Give every entry again, word for word.

::: RECORDS FOR THIS EXERCISE

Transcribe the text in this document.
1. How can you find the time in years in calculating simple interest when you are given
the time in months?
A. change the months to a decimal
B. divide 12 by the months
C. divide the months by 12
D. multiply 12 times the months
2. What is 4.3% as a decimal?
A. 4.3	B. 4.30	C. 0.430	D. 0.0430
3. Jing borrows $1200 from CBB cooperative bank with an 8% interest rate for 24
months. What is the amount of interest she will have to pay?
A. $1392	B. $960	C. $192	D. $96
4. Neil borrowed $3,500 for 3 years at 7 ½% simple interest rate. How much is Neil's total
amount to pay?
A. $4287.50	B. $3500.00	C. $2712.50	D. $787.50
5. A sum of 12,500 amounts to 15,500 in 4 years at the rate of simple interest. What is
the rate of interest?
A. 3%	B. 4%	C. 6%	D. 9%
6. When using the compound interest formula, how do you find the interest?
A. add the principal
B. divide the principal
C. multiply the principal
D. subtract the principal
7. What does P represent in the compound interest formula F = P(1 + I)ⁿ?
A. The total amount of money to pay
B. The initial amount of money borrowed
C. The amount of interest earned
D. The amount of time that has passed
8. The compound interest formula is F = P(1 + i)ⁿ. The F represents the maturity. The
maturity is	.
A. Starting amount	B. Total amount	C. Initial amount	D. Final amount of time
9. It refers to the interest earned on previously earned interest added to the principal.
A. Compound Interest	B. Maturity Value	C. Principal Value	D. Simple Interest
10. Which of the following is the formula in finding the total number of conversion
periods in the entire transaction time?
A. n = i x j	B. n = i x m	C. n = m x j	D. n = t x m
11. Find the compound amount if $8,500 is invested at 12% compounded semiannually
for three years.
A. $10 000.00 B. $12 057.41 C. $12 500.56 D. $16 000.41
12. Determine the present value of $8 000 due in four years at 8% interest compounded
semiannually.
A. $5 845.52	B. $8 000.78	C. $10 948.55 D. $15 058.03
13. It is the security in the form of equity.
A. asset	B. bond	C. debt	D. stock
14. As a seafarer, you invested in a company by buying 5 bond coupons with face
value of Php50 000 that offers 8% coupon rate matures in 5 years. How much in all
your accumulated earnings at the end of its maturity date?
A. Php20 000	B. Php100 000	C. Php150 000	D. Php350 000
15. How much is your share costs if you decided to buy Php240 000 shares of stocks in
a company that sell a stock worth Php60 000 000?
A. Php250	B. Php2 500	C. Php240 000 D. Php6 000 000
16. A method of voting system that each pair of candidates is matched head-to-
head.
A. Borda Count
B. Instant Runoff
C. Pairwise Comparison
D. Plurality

::::::

### [PROBLEM SOLUTION]
Transcribe the text in this document.
1. How can you find the time in years in calculating simple interest when you are given
the time in months?
A. change the months to a decimal
B. divide 12 by the months
C. divide the months by 12
D. multiply 12 times the months
2. What is 4.3% as a decimal?
A. 4.3	B. 4.30	C. 0.430	D. 0.0430
3. Jing borrows $1200 from CBB cooperative bank with an 8% interest rate for 24
months. What is the amount of interest she will have to pay?
A. $1392	B. $960	C. $192	D. $96
4. Neil borrowed $3,500 for 3 years at 7 ½% simple interest rate. How much is Neil's total
amount to pay?
A. $4287.50	B. $3500.00	C. $2712.50	D. $787.50
5. A sum of 12,500 amounts to 15,500 in 4 years at the rate of simple interest. What is
the rate of interest?
A. 3%	B. 4%	C. 6%	D. 9%
6. When using the compound interest formula, how do you find the interest?
A. add the principal
B. divide the principal
C. multiply the principal
D. subtract the principal
7. What does P represent in the compound interest formula F = P(1 + I)ⁿ?
A. The total amount of money to pay
B. The initial amount of money borrowed
C. The amount of interest earned
D. The amount of time that has passed
8. The compound interest formula is F = P(1 + i)ⁿ. The F represents the maturity. The
maturity is	.
A. Starting amount	B. Total amount	C. Initial amount	D. Final amount of time
9. It refers to the interest earned on previously earned interest added to the principal.
A. Compound Interest	B. Maturity Value	C. Principal Value	D. Simple Interest
10. Which of the following is the formula in finding the total number of conversion
periods in the entire transaction time?
A. n = i x j	B. n = i x m	C. n = m x j	D. n = t x m
11. Find the compound amount if $8,500 is invested at 12% compounded semiannually
for three years.
A. $10 000.00 B. $12 057.41 C. $12 500.56 D. $16 000.41
12. Determine the present value of $8 000 due in four years at 8% interest compounded
semiannually.
A. $5 845.52	B. $8 000.78	C. $10 948.55 D. $15 058.03
13. It is the security in the form of equity.
A. asset	B. bond	C. debt	D. stock
14. As a seafarer, you invested in a company by buying 5 bond coupons with face
value of Php50 000 that offers 8% coupon rate matures in 5 years. How much in all
your accumulated earnings at the end of its maturity date?
A. Php20 000	B. Php100 000	C. Php150 000	D. Php350 000
15. How much is your share costs if you decided to buy Php240 000 shares of stocks in
a company that sell a stock worth Php60 000 000?
A. Php250	B. Php2 500	C. Php240 000 D. Php6 000 000
16. A method of voting system that each pair of candidates is matched head-to-
head.
A. Borda Count
B. Instant Runoff
C. Pairwise Comparison
D. Plurality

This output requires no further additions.